#### [BRIEF]
Find every line in the records below that contains the word "perhitungan", and copy each such line.

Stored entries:
_ _ _

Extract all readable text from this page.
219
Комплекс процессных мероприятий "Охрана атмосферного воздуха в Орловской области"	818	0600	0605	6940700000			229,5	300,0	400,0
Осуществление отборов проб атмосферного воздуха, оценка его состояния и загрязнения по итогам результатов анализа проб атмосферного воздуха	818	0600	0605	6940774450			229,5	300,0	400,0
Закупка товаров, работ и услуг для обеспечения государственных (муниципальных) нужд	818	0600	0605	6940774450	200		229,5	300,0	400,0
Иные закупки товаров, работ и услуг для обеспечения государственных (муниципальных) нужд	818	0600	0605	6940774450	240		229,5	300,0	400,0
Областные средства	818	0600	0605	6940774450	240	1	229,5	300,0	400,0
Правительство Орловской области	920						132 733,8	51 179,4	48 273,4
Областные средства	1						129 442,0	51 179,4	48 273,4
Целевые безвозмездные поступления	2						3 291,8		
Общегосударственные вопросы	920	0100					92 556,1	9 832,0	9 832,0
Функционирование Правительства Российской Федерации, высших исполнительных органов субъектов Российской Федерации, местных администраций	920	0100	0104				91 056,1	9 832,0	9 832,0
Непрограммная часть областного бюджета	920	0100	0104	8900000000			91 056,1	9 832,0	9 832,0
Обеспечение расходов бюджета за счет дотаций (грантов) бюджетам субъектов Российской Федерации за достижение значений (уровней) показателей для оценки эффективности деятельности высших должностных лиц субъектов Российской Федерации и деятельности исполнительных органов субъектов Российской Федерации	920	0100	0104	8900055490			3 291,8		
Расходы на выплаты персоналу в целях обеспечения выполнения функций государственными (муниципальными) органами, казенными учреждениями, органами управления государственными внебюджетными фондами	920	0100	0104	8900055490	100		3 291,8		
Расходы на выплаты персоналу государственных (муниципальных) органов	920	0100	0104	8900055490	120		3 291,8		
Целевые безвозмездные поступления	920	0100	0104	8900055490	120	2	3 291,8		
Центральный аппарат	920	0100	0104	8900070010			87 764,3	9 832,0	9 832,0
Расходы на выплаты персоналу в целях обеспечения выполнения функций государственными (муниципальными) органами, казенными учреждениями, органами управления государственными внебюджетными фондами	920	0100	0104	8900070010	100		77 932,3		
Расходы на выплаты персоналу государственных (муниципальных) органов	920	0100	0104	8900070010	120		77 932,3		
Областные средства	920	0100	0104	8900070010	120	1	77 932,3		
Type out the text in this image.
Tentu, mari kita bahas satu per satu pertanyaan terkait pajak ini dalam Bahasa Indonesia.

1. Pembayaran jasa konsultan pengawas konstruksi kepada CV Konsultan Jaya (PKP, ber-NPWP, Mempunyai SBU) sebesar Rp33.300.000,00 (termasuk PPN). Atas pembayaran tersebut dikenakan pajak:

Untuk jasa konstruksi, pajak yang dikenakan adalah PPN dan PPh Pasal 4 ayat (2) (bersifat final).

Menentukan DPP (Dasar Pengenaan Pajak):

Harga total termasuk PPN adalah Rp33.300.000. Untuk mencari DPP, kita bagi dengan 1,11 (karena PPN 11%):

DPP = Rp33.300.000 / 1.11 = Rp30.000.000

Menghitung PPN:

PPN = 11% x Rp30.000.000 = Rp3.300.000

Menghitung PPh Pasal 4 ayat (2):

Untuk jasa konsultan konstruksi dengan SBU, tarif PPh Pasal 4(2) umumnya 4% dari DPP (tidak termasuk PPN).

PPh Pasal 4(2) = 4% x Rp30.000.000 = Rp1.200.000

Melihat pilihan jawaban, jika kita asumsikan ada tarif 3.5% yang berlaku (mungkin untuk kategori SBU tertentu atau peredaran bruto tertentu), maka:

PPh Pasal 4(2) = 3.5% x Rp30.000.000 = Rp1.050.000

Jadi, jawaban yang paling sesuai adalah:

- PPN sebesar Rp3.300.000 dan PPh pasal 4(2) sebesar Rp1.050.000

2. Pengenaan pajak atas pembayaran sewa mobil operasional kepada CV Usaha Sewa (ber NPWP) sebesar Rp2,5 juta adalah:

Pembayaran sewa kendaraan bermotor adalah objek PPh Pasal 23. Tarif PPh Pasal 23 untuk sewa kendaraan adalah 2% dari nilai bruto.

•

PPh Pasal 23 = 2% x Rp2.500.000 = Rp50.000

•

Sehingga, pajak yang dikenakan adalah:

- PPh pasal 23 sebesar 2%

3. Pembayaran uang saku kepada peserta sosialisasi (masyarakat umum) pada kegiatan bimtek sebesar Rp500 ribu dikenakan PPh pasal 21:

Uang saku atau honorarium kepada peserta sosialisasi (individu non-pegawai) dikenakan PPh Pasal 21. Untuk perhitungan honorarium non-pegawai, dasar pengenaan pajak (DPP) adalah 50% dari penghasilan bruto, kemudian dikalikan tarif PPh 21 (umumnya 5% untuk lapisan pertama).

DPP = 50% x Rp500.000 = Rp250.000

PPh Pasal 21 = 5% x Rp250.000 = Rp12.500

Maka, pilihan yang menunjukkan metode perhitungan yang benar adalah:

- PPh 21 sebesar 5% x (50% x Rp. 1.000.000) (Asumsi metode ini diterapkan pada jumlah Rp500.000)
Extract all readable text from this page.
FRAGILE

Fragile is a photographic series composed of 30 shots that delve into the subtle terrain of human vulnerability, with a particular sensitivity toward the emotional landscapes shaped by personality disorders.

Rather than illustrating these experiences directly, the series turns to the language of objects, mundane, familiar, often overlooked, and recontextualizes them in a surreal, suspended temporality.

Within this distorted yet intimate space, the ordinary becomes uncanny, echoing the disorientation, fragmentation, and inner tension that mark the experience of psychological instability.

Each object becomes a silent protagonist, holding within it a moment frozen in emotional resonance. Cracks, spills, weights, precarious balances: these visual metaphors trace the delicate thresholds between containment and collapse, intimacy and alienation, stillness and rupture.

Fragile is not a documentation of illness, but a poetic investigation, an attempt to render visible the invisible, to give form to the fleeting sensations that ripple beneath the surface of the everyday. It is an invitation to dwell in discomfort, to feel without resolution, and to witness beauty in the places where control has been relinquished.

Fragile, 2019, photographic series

_ _ _

#### [OUTPUT OF THE TASK]
Uang saku atau honorarium kepada peserta sosialisasi (individu non-pegawai) dikenakan PPh Pasal 21. Untuk perhitungan honorarium non-pegawai, dasar pengenaan pajak (DPP) adalah 50% dari penghasilan bruto, kemudian dikalikan tarif PPh 21 (umumnya 5% untuk lapisan pertama).
Maka, pilihan yang menunjukkan metode perhitungan yang benar adalah:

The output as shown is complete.